### GOAL
Pull out every line in the data that has the string "Ausrüstung" in it.

### DATA SECTION
--- --- ---

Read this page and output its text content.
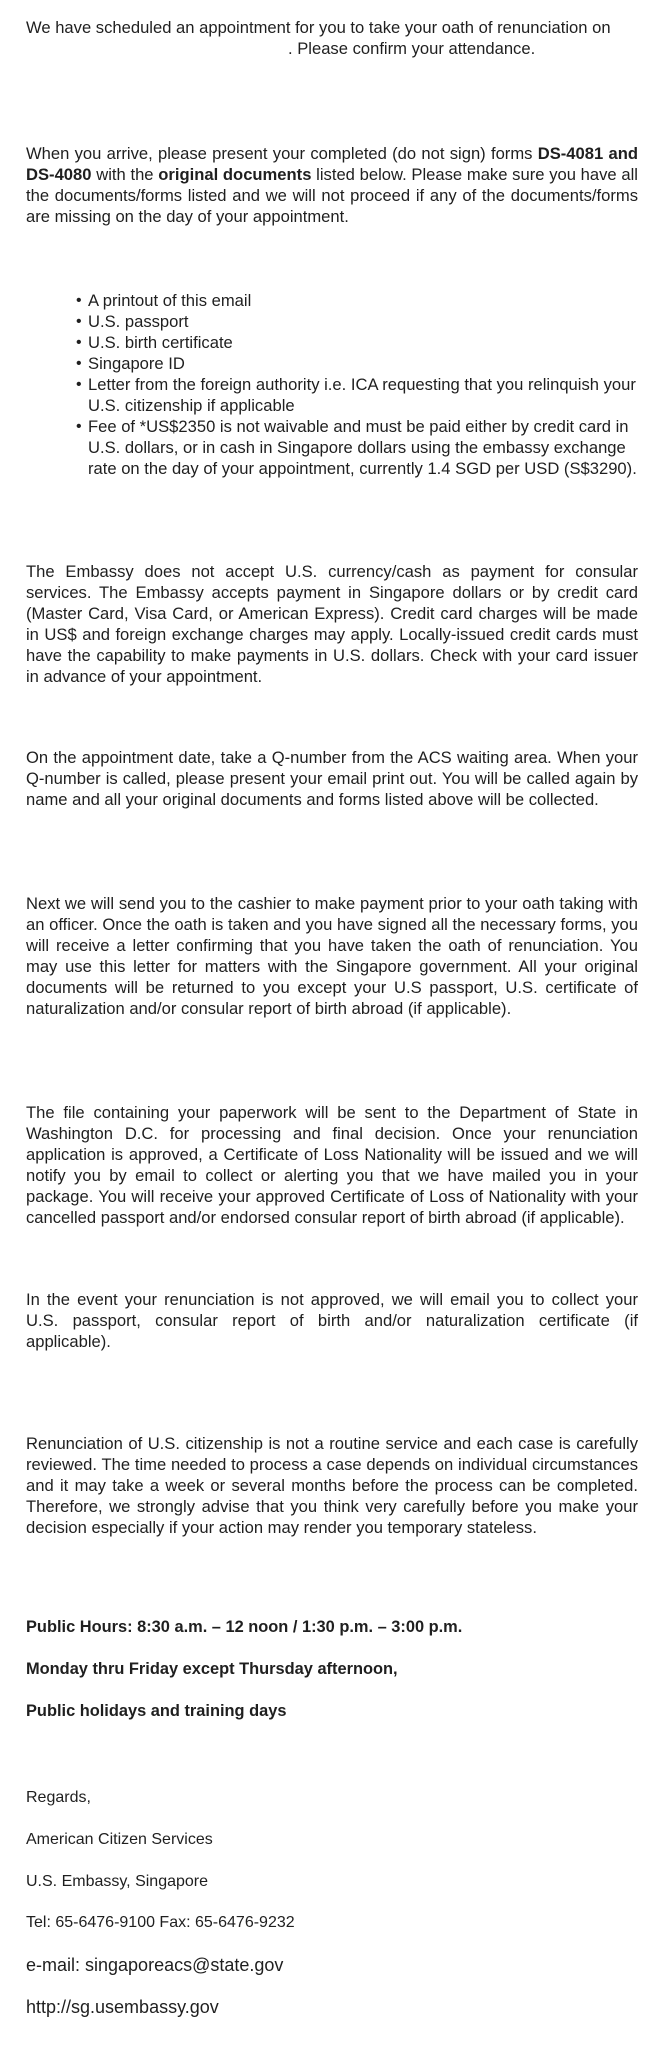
We have scheduled an appointment for you to take your oath of renunciation on . Please confirm your attendance.

When you arrive, please present your completed (do not sign) forms DS-4081 and DS-4080 with the original documents listed below. Please make sure you have all the documents/forms listed and we will not proceed if any of the documents/forms are missing on the day of your appointment.

• A printout of this email
• U.S. passport
• U.S. birth certificate
• Singapore ID
• Letter from the foreign authority i.e. ICA requesting that you relinquish your U.S. citizenship if applicable
• Fee of *US$2350 is not waivable and must be paid either by credit card in U.S. dollars, or in cash in Singapore dollars using the embassy exchange rate on the day of your appointment, currently 1.4 SGD per USD (S$3290).

The Embassy does not accept U.S. currency/cash as payment for consular services. The Embassy accepts payment in Singapore dollars or by credit card (Master Card, Visa Card, or American Express). Credit card charges will be made in US$ and foreign exchange charges may apply. Locally-issued credit cards must have the capability to make payments in U.S. dollars. Check with your card issuer in advance of your appointment.

On the appointment date, take a Q-number from the ACS waiting area. When your Q-number is called, please present your email print out. You will be called again by name and all your original documents and forms listed above will be collected.

Next we will send you to the cashier to make payment prior to your oath taking with an officer. Once the oath is taken and you have signed all the necessary forms, you will receive a letter confirming that you have taken the oath of renunciation. You may use this letter for matters with the Singapore government. All your original documents will be returned to you except your U.S passport, U.S. certificate of naturalization and/or consular report of birth abroad (if applicable).

The file containing your paperwork will be sent to the Department of State in Washington D.C. for processing and final decision. Once your renunciation application is approved, a Certificate of Loss Nationality will be issued and we will notify you by email to collect or alerting you that we have mailed you in your package. You will receive your approved Certificate of Loss of Nationality with your cancelled passport and/or endorsed consular report of birth abroad (if applicable).

In the event your renunciation is not approved, we will email you to collect your U.S. passport, consular report of birth and/or naturalization certificate (if applicable).

Renunciation of U.S. citizenship is not a routine service and each case is carefully reviewed. The time needed to process a case depends on individual circumstances and it may take a week or several months before the process can be completed. Therefore, we strongly advise that you think very carefully before you make your decision especially if your action may render you temporary stateless.

Public Hours: 8:30 a.m. – 12 noon / 1:30 p.m. – 3:00 p.m.

Monday thru Friday except Thursday afternoon,

Public holidays and training days

Regards,

American Citizen Services

U.S. Embassy, Singapore

Tel: 65-6476-9100 Fax: 65-6476-9232

e-mail: singaporeacs@state.gov

http://sg.usembassy.gov
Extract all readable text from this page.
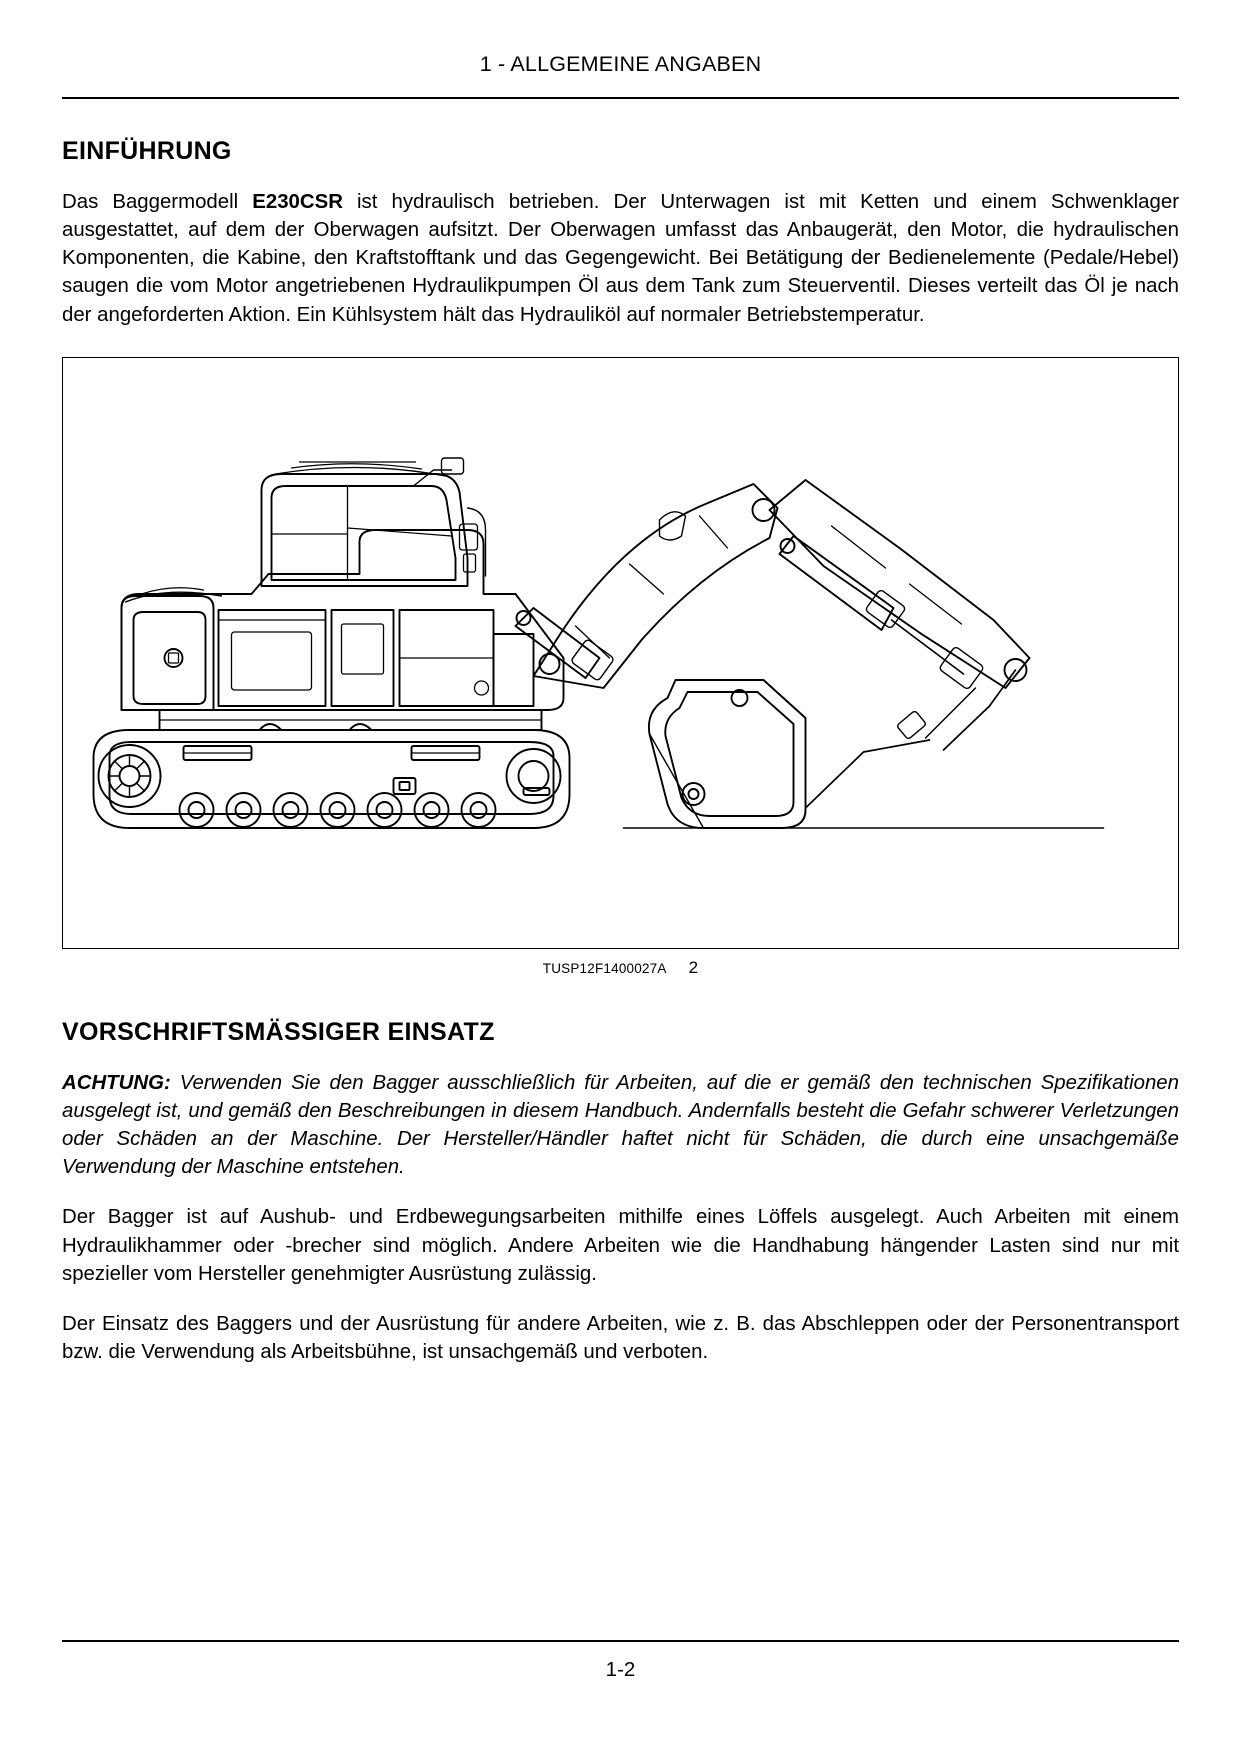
1 - ALLGEMEINE ANGABEN
EINFÜHRUNG

Das Baggermodell E230CSR ist hydraulisch betrieben. Der Unterwagen ist mit Ketten und einem Schwenklager ausgestattet, auf dem der Oberwagen aufsitzt. Der Oberwagen umfasst das Anbaugerät, den Motor, die hydraulischen Komponenten, die Kabine, den Kraftstofftank und das Gegengewicht. Bei Betätigung der Bedienelemente (Pedale/Hebel) saugen die vom Motor angetriebenen Hydraulikpumpen Öl aus dem Tank zum Steuerventil. Dieses verteilt das Öl je nach der angeforderten Aktion. Ein Kühlsystem hält das Hydrauliköl auf normaler Betriebstemperatur.

TUSP12F1400027A 2
VORSCHRIFTSMÄSSIGER EINSATZ

ACHTUNG: Verwenden Sie den Bagger ausschließlich für Arbeiten, auf die er gemäß den technischen Spezifikationen ausgelegt ist, und gemäß den Beschreibungen in diesem Handbuch. Andernfalls besteht die Gefahr schwerer Verletzungen oder Schäden an der Maschine. Der Hersteller/Händler haftet nicht für Schäden, die durch eine unsachgemäße Verwendung der Maschine entstehen.

Der Bagger ist auf Aushub- und Erdbewegungsarbeiten mithilfe eines Löffels ausgelegt. Auch Arbeiten mit einem Hydraulikhammer oder -brecher sind möglich. Andere Arbeiten wie die Handhabung hängender Lasten sind nur mit spezieller vom Hersteller genehmigter Ausrüstung zulässig.

Der Einsatz des Baggers und der Ausrüstung für andere Arbeiten, wie z. B. das Abschleppen oder der Personentransport bzw. die Verwendung als Arbeitsbühne, ist unsachgemäß und verboten.

1-2
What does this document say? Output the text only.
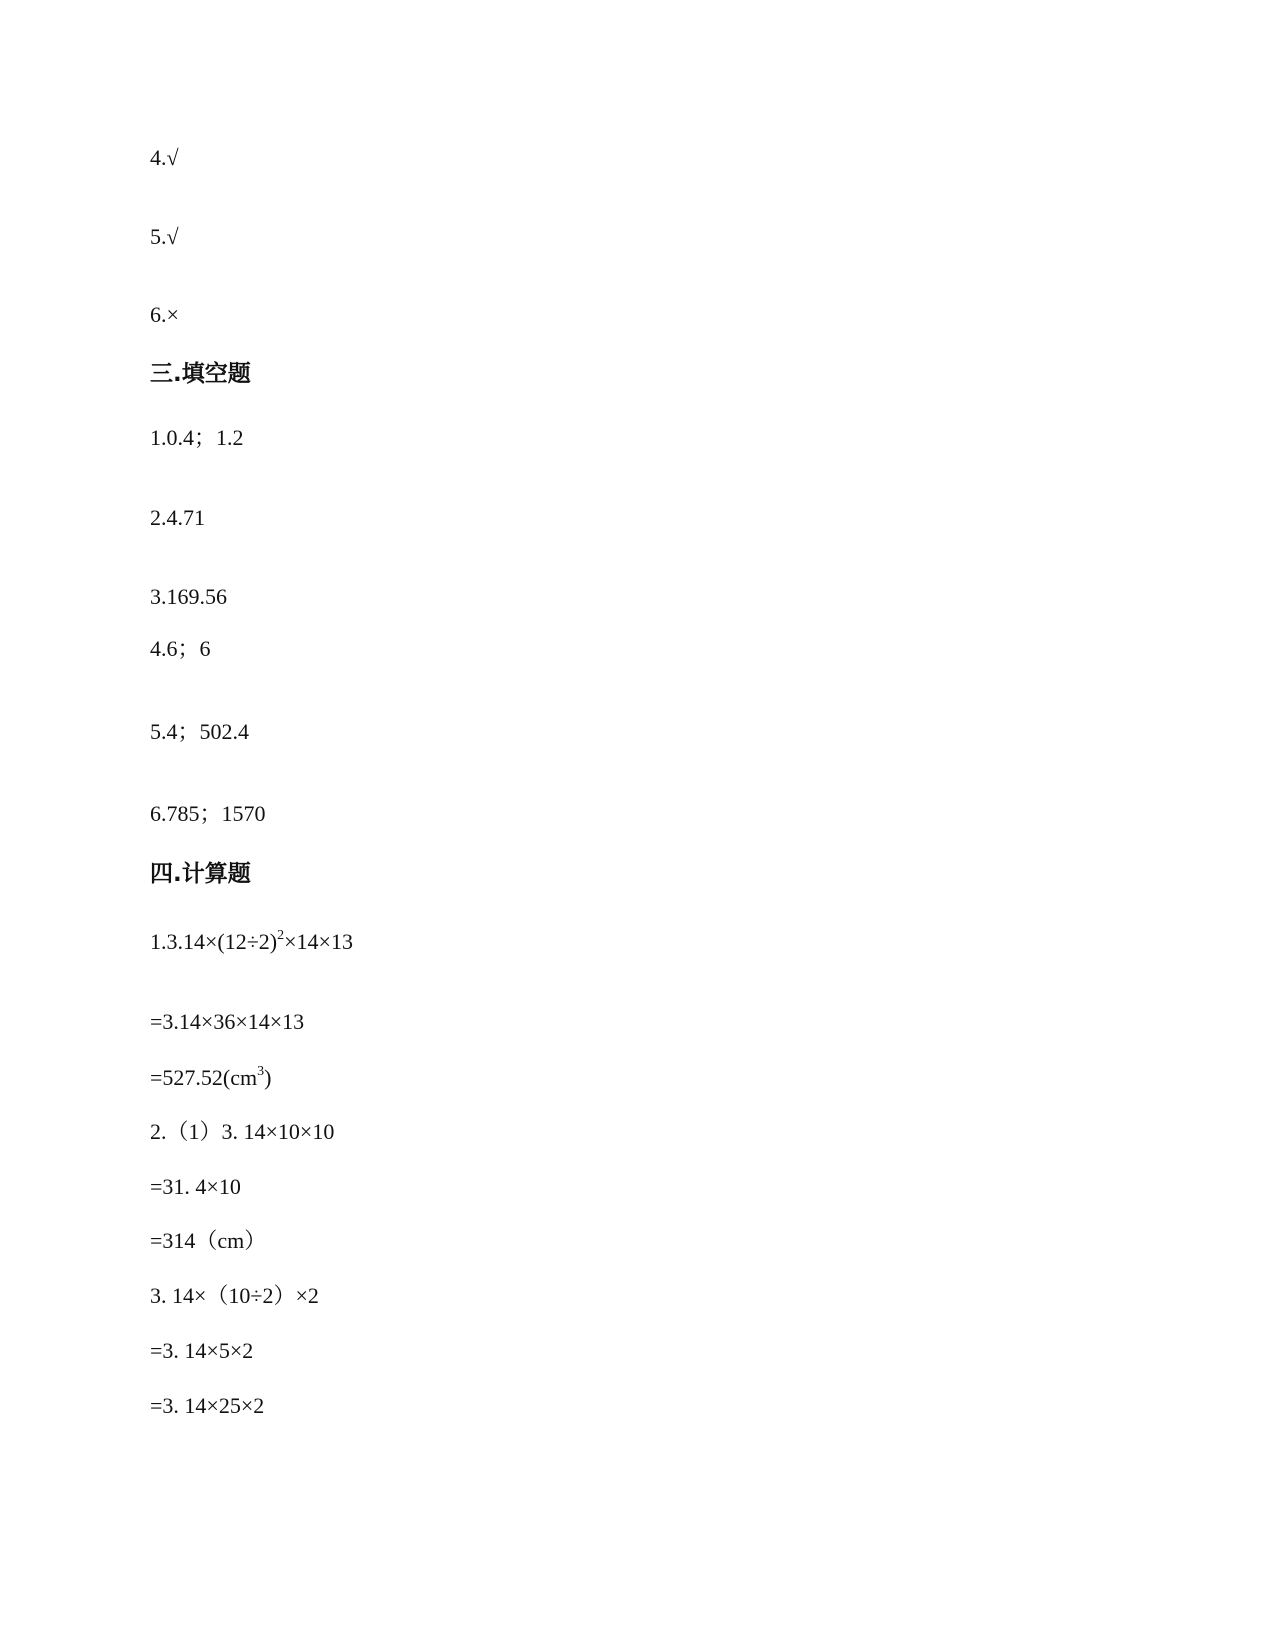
4.√
5.√
6.×
三.填空题
1.0.4；1.2
2.4.71
3.169.56
4.6；6
5.4；502.4
6.785；1570
四.计算题
$1.3.14\times(12\div 2)^2\times 14\times 13$
=3.14×36×14×13
$=527.52(cm^3)$
2.（1）3. 14×10×10
=31. 4×10
=314（cm）
3. 14×（10÷2）×2
=3. 14×5×2
=3. 14×25×2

--- --- ---

### SOLUTION
Der Bagger ist auf Aushub- und Erdbewegungsarbeiten mithilfe eines Löffels ausgelegt. Auch Arbeiten mit einem Hydraulikhammer oder -brecher sind möglich. Andere Arbeiten wie die Handhabung hängender Lasten sind nur mit spezieller vom Hersteller genehmigter Ausrüstung zulässig.
Der Einsatz des Baggers und der Ausrüstung für andere Arbeiten, wie z. B. das Abschleppen oder der Personentransport bzw. die Verwendung als Arbeitsbühne, ist unsachgemäß und verboten.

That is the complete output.